Short problem
Tell how many lines have the string "Standard" in them, and write nothing besides the number.

Data excerpts
════════════════

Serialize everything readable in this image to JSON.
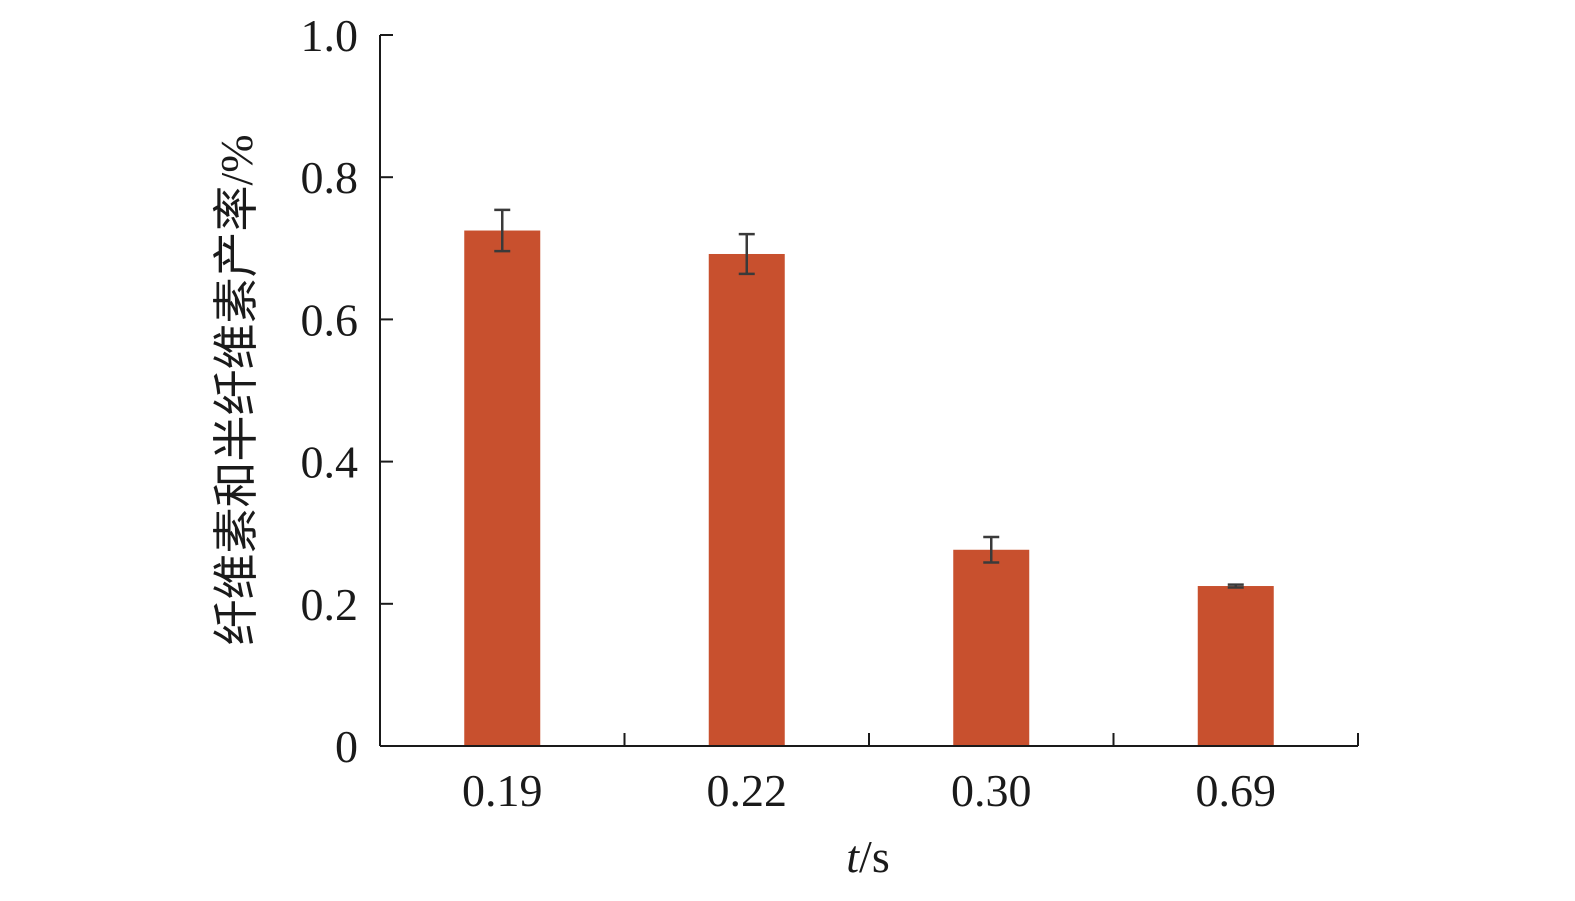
{
  "chart_data": {
    "type": "bar",
    "categories": [
      "0.19",
      "0.22",
      "0.30",
      "0.69"
    ],
    "values": [
      0.725,
      0.692,
      0.276,
      0.225
    ],
    "error": [
      0.029,
      0.028,
      0.018,
      0.002
    ],
    "xlabel_italic": "t",
    "xlabel_rest": "/s",
    "ylabel": "纤维素和半纤维素产率/%",
    "ylim": [
      0,
      1.0
    ],
    "yticks": [
      "0",
      "0.2",
      "0.4",
      "0.6",
      "0.8",
      "1.0"
    ],
    "ytick_values": [
      0,
      0.2,
      0.4,
      0.6,
      0.8,
      1.0
    ],
    "grid": false,
    "legend": "none",
    "colors": {
      "bar": "#c8502e",
      "axis": "#1a1a1a",
      "errorbar": "#3a3a3a"
    }
  }
}
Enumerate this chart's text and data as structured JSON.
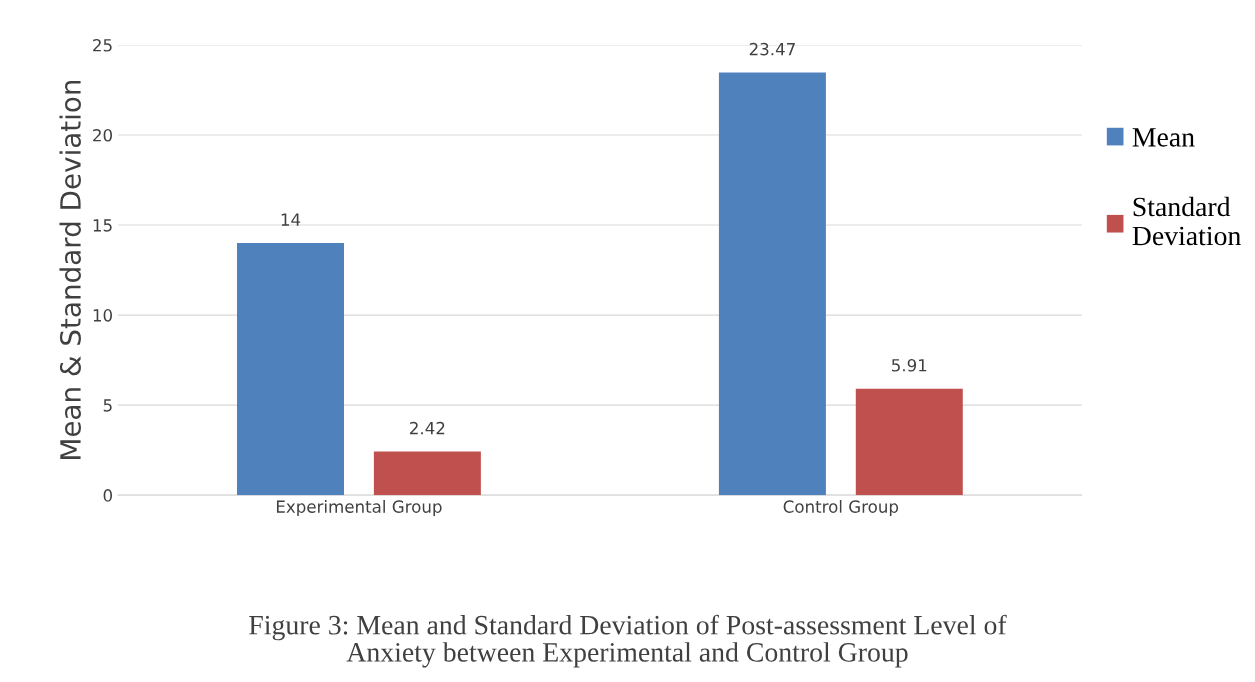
{
  "chart_data": {
    "type": "bar",
    "ylabel": "Mean & Standard Deviation",
    "categories": [
      "Experimental Group",
      "Control Group"
    ],
    "series": [
      {
        "name": "Mean",
        "color": "#4f81bd",
        "values": [
          14,
          23.47
        ]
      },
      {
        "name": "Standard Deviation",
        "color": "#c0504d",
        "values": [
          2.42,
          5.91
        ]
      }
    ],
    "ylim": [
      0,
      25
    ],
    "yticks": [
      0,
      5,
      10,
      15,
      20,
      25
    ],
    "grid": "y",
    "legend": "right",
    "data_labels": true,
    "annotations": [
      "Figure 3: Mean and Standard Deviation of Post-assessment Level of\nAnxiety between Experimental and Control Group"
    ]
  }
}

════════════════

Task answer
3